Data entries
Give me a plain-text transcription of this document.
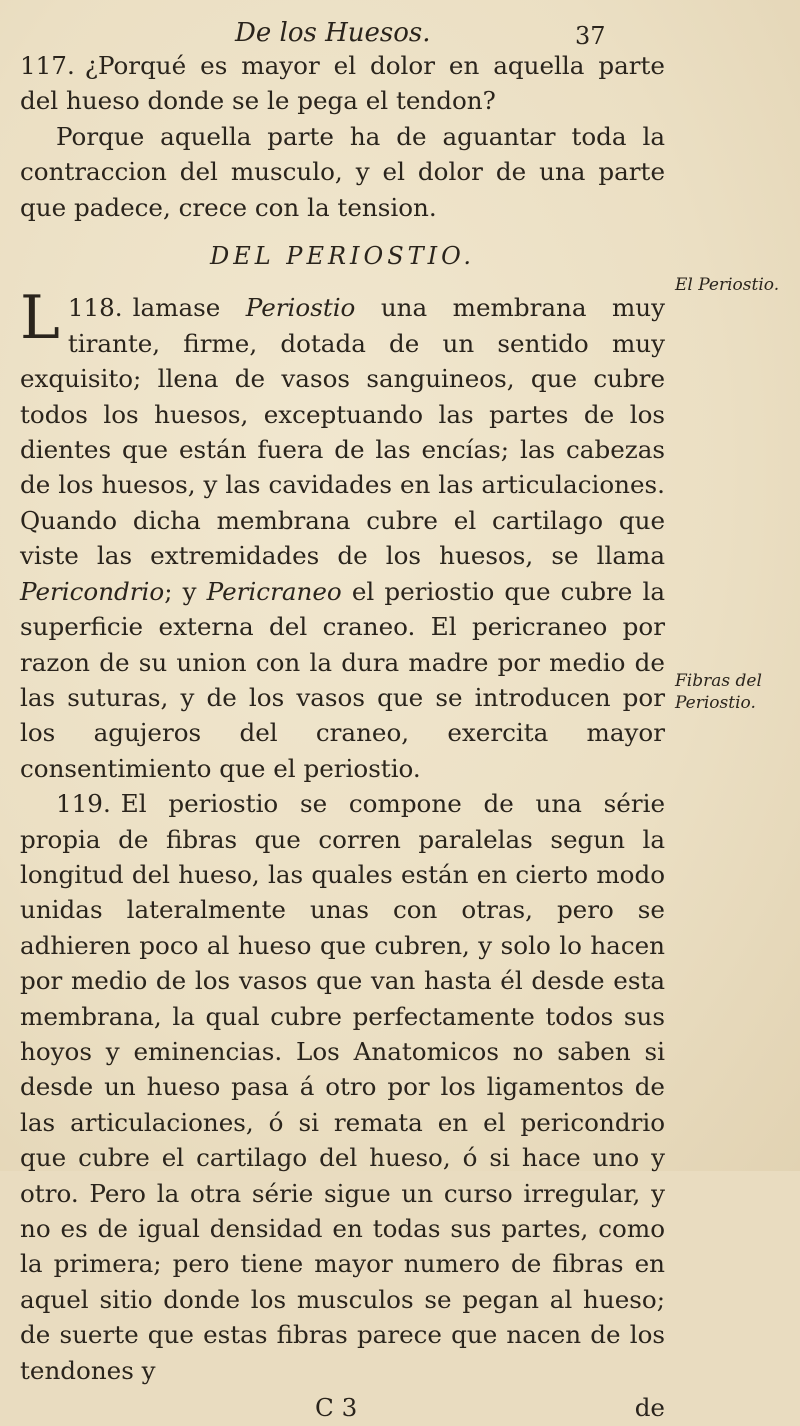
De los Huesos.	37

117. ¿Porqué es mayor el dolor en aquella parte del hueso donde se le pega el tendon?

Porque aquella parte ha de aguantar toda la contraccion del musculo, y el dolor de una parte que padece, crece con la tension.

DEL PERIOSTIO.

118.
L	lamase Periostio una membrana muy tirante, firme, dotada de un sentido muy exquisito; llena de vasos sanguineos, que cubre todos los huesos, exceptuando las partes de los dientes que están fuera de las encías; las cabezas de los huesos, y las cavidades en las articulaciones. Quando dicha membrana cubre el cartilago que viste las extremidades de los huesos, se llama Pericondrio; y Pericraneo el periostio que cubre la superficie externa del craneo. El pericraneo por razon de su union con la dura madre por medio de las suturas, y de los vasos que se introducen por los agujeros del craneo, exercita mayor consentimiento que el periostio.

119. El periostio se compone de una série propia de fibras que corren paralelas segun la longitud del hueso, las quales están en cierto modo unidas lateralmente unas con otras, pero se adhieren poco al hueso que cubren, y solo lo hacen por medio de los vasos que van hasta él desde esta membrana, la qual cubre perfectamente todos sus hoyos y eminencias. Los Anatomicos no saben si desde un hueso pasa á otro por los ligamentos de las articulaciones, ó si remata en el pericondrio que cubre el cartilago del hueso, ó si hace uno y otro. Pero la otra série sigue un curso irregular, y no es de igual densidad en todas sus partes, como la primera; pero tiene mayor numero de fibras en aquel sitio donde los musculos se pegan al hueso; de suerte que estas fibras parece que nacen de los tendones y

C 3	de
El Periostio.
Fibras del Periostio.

* * *

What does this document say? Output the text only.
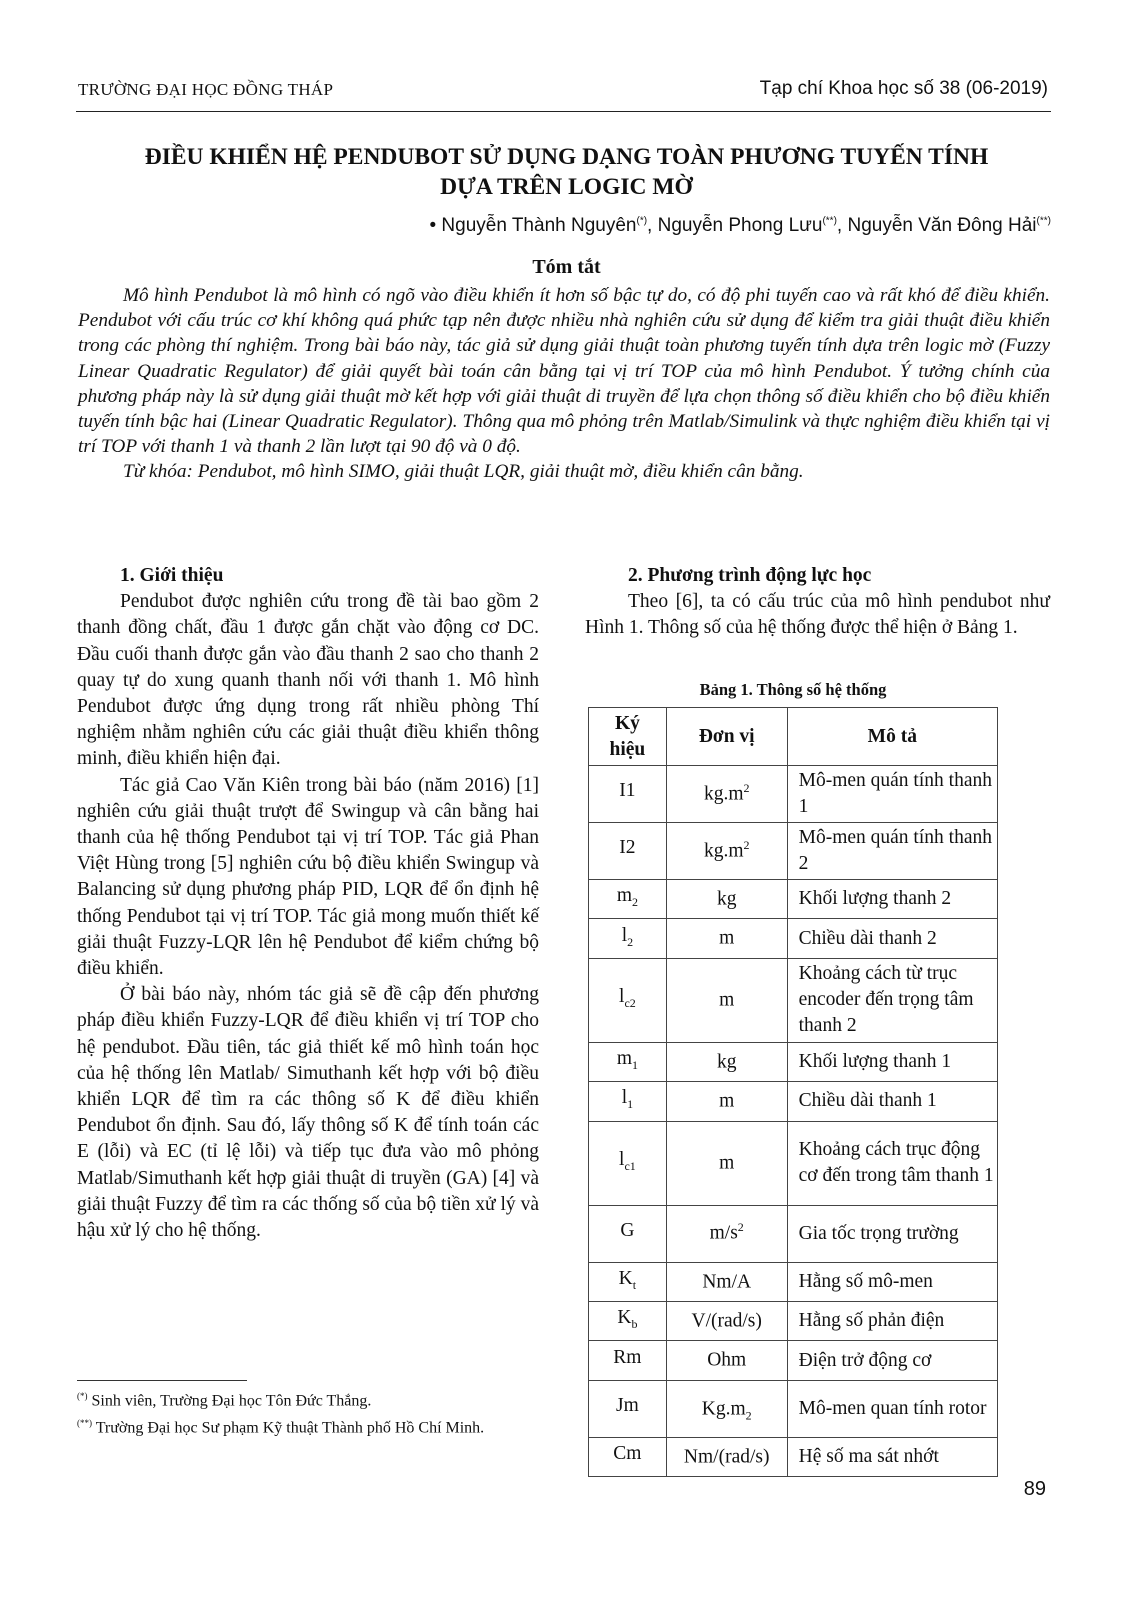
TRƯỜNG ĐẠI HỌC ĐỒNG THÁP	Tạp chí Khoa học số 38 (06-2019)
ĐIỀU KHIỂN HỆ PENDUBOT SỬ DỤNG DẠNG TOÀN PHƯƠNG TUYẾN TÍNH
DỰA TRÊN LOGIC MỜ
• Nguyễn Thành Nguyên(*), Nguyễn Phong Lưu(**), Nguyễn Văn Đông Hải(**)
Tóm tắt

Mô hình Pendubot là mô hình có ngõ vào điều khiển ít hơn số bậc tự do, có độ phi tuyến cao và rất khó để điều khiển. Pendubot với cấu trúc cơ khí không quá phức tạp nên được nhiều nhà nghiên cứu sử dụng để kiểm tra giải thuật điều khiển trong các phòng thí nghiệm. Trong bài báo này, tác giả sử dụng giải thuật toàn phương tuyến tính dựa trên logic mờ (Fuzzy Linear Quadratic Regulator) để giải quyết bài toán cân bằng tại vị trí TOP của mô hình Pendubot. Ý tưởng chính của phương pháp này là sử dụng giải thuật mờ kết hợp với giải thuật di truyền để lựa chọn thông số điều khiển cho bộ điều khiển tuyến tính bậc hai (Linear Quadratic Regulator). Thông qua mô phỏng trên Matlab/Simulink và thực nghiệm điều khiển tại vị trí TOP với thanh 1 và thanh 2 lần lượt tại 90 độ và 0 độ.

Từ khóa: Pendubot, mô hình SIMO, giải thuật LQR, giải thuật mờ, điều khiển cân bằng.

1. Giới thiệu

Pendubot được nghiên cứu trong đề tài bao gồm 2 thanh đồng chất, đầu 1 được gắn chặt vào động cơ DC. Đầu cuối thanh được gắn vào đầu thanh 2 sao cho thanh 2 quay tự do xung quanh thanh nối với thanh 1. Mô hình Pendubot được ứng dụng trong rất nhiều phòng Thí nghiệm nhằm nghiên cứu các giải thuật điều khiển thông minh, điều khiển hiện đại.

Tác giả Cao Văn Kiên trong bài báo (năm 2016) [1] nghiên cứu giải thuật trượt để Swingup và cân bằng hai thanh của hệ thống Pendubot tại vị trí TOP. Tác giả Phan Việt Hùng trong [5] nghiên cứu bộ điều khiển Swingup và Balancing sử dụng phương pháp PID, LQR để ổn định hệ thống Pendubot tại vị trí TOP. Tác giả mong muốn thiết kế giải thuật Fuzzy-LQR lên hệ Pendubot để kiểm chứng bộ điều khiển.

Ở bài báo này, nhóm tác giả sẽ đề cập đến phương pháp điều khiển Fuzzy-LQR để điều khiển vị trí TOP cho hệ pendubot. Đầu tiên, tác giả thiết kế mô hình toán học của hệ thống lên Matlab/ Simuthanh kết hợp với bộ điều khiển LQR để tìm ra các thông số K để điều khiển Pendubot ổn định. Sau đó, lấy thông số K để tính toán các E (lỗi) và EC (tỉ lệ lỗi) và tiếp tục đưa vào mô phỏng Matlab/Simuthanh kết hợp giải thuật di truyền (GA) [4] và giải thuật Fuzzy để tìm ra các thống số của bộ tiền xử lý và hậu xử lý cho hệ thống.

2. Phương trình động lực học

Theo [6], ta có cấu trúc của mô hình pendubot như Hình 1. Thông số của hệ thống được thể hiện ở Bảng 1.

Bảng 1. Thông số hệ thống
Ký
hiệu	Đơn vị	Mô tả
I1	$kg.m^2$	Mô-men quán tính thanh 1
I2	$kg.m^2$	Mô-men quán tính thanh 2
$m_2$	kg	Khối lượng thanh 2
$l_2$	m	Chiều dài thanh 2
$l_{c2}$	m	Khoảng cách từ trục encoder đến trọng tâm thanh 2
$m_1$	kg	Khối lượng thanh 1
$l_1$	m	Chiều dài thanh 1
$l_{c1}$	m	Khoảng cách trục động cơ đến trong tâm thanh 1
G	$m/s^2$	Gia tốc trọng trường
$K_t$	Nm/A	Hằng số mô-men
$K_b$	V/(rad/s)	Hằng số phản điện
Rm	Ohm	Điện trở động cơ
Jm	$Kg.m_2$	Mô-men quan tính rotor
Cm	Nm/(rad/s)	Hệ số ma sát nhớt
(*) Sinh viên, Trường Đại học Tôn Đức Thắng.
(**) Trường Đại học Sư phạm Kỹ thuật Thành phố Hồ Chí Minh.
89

The exercise
Show the lines of the material that contain the word "text".

Problem solution
Give me a plain-text transcription of this document.
What does this document say? Output the text only.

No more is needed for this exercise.